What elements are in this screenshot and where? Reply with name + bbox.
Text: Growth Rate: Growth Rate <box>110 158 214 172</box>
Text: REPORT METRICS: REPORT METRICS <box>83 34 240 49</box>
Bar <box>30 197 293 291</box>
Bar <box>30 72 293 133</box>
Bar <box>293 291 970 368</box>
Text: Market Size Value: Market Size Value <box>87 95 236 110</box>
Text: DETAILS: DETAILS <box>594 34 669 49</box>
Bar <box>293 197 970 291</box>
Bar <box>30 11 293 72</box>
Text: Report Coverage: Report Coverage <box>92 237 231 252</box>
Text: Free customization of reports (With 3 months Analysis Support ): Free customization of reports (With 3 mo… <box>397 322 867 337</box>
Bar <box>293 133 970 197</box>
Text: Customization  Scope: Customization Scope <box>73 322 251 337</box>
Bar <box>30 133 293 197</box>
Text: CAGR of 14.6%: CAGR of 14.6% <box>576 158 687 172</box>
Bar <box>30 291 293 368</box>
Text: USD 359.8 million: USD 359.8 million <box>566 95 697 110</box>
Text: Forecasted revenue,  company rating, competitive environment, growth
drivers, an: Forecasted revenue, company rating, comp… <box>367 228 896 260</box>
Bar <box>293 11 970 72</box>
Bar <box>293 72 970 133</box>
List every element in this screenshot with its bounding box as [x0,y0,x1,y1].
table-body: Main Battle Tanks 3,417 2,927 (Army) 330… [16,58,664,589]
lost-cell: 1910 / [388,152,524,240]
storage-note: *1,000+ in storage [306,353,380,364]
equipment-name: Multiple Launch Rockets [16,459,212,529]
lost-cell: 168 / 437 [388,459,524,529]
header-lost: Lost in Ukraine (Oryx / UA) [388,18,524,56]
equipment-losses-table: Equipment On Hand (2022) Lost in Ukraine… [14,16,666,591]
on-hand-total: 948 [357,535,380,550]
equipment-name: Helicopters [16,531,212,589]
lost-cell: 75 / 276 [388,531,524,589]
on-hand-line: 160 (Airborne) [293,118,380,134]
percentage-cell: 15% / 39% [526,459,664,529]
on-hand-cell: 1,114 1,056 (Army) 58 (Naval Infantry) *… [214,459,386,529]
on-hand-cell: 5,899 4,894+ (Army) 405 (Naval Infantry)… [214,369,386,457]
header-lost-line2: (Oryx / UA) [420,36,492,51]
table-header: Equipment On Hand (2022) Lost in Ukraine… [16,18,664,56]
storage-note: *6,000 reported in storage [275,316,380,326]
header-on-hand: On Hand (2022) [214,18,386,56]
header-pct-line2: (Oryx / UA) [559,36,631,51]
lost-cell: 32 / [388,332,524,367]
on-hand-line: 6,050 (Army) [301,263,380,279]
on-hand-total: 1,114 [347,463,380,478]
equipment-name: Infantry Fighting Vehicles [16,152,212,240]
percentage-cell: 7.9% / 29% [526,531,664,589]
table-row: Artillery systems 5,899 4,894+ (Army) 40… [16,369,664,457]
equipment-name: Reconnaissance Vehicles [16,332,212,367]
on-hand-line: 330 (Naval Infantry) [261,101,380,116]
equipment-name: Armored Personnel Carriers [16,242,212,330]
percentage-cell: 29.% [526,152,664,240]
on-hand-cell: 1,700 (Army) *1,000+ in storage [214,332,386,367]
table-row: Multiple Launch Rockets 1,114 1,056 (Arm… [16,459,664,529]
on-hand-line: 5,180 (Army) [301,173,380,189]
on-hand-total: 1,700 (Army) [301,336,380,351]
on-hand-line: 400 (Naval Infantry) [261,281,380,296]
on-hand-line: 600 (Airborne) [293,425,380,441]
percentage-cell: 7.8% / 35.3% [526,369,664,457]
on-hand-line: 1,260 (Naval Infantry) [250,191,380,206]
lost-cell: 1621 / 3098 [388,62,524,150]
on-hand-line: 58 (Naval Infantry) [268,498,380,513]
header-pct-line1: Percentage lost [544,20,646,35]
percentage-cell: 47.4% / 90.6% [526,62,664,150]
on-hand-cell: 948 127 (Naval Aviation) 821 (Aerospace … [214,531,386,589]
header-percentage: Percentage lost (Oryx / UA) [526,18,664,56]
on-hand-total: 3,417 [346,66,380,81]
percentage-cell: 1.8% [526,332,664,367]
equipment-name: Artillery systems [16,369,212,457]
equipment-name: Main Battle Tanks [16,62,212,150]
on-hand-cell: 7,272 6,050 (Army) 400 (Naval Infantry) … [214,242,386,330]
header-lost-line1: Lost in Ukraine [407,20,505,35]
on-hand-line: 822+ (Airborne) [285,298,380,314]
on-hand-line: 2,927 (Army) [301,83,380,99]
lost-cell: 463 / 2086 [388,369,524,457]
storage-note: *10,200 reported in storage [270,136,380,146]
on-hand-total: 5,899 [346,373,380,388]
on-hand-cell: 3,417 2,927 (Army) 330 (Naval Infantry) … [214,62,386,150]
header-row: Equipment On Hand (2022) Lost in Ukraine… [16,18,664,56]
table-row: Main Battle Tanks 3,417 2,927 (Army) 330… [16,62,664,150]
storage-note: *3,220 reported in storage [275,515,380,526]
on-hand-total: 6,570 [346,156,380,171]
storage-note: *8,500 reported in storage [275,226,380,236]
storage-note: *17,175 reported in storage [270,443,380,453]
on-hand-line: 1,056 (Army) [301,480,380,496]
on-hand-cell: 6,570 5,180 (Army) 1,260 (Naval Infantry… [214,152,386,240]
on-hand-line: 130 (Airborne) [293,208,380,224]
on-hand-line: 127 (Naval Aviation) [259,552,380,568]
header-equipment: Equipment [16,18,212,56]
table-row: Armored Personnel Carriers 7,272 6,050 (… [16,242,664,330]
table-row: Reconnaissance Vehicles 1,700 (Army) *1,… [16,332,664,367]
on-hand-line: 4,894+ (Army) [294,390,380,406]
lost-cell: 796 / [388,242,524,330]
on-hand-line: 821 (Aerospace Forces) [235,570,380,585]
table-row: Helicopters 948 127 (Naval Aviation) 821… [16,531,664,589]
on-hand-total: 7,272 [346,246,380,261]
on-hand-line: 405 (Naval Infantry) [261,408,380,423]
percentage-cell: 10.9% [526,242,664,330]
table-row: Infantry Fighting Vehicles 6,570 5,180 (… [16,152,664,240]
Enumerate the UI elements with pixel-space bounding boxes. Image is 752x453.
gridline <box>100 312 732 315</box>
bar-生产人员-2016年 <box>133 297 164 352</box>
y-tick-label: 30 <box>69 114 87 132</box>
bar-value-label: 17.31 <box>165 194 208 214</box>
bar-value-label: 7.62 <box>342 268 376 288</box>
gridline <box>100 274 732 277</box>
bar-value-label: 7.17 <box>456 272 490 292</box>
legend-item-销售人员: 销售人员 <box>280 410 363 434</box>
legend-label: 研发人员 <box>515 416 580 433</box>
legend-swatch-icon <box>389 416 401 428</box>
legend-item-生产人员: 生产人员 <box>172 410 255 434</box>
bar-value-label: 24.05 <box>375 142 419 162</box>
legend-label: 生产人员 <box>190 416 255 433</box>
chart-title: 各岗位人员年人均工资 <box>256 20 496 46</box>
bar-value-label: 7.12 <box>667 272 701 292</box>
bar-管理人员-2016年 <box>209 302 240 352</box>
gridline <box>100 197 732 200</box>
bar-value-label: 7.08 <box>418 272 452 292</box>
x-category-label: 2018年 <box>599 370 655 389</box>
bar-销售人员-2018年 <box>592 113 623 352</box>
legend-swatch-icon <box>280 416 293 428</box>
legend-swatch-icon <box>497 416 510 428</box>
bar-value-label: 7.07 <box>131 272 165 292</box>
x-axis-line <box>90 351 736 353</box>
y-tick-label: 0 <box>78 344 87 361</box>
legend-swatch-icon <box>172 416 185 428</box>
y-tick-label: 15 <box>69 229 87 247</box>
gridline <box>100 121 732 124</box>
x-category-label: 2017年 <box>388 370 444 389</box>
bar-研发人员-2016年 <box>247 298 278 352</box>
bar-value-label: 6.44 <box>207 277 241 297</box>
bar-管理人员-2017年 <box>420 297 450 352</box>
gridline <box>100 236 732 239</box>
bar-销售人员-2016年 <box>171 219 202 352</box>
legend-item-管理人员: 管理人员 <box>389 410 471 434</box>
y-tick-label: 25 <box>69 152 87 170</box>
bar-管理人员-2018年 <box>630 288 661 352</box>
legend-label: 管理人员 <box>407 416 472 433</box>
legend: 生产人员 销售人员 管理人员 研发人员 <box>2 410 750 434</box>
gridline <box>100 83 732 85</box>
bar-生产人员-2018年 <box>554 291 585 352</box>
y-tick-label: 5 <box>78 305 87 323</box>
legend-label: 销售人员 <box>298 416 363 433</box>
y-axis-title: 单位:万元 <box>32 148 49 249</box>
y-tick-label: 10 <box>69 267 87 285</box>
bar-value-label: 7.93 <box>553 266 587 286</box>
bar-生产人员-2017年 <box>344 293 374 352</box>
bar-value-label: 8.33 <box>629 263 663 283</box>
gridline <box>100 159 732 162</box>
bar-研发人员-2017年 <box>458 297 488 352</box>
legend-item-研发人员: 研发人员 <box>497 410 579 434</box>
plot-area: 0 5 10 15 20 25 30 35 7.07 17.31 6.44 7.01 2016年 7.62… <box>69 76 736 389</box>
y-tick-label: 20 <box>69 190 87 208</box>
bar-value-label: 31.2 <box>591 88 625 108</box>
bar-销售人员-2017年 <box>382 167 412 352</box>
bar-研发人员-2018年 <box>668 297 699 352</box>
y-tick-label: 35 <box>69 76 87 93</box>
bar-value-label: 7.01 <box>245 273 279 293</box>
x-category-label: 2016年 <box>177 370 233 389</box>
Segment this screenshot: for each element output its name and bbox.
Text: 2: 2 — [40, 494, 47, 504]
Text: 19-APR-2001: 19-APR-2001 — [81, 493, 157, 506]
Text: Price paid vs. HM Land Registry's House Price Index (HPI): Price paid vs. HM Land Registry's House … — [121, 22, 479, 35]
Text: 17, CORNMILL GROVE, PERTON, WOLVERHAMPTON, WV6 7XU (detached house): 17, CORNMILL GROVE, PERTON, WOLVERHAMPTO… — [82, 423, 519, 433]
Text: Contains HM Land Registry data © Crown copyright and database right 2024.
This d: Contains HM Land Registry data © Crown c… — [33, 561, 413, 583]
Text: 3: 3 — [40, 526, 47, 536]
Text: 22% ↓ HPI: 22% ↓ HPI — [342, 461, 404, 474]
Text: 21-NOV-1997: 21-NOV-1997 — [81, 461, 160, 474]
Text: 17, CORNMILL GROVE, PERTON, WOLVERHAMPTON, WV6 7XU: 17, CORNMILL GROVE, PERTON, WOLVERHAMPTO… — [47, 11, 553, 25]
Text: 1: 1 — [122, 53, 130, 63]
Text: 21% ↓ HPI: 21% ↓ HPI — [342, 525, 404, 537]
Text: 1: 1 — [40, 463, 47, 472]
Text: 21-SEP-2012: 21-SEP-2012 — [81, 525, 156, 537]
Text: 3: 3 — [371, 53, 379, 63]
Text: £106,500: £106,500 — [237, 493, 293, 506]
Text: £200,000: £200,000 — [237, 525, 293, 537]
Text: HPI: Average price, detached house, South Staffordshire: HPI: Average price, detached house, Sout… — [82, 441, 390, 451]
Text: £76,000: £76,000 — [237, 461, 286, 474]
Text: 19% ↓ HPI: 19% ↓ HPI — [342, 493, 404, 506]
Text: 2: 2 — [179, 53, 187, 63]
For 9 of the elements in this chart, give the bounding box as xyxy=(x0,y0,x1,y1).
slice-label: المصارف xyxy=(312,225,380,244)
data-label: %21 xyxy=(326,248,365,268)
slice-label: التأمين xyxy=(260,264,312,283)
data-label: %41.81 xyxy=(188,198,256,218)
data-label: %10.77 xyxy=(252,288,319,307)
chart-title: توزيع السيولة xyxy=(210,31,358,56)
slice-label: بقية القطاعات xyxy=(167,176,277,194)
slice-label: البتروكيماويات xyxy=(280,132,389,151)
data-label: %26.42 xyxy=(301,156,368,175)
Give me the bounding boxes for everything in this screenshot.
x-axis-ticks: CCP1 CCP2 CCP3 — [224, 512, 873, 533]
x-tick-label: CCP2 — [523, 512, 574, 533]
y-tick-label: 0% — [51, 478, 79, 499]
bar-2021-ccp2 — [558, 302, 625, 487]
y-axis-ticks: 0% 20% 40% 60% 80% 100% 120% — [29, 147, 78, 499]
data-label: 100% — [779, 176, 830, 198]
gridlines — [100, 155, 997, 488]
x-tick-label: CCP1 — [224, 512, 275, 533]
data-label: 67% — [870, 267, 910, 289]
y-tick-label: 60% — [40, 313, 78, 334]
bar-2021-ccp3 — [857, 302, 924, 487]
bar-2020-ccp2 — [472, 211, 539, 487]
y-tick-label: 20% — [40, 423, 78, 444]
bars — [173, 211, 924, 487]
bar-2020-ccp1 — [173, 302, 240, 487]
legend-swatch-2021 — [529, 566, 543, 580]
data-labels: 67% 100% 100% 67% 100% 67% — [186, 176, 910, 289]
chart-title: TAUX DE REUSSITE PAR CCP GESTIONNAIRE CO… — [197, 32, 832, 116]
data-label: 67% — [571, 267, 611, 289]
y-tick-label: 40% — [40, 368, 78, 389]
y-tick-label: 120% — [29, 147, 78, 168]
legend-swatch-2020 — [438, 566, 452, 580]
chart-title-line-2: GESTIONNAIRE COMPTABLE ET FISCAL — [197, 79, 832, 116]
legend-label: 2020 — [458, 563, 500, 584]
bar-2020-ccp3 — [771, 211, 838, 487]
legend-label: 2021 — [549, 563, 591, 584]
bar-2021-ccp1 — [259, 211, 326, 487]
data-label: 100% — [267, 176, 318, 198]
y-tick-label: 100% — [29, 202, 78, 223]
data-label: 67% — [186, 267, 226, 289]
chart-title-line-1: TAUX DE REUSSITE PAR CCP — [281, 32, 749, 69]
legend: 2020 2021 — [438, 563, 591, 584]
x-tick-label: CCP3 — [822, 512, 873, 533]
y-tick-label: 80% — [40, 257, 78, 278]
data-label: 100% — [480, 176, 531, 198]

- [TASK INSTRUCTIONS]
Reproduce everything from the start of the records down to the line that contains "Text: USD 359.8", including that line, with no changes.

- [FULL ANSWER]
What elements are in this screenshot and where? Reply with name + bbox.
Text: Growth Rate: Growth Rate <box>110 158 214 172</box>
Text: REPORT METRICS: REPORT METRICS <box>83 34 240 49</box>
Bar <box>30 197 293 291</box>
Bar <box>30 72 293 133</box>
Bar <box>293 291 970 368</box>
Text: Market Size Value: Market Size Value <box>87 95 236 110</box>
Text: DETAILS: DETAILS <box>594 34 669 49</box>
Bar <box>293 197 970 291</box>
Bar <box>30 11 293 72</box>
Text: Report Coverage: Report Coverage <box>92 237 231 252</box>
Text: Free customization of reports (With 3 months Analysis Support ): Free customization of reports (With 3 mo… <box>397 322 867 337</box>
Bar <box>293 133 970 197</box>
Text: Customization  Scope: Customization Scope <box>73 322 251 337</box>
Bar <box>30 133 293 197</box>
Text: CAGR of 14.6%: CAGR of 14.6% <box>576 158 687 172</box>
Bar <box>30 291 293 368</box>
Text: USD 359.8 million: USD 359.8 million <box>566 95 697 110</box>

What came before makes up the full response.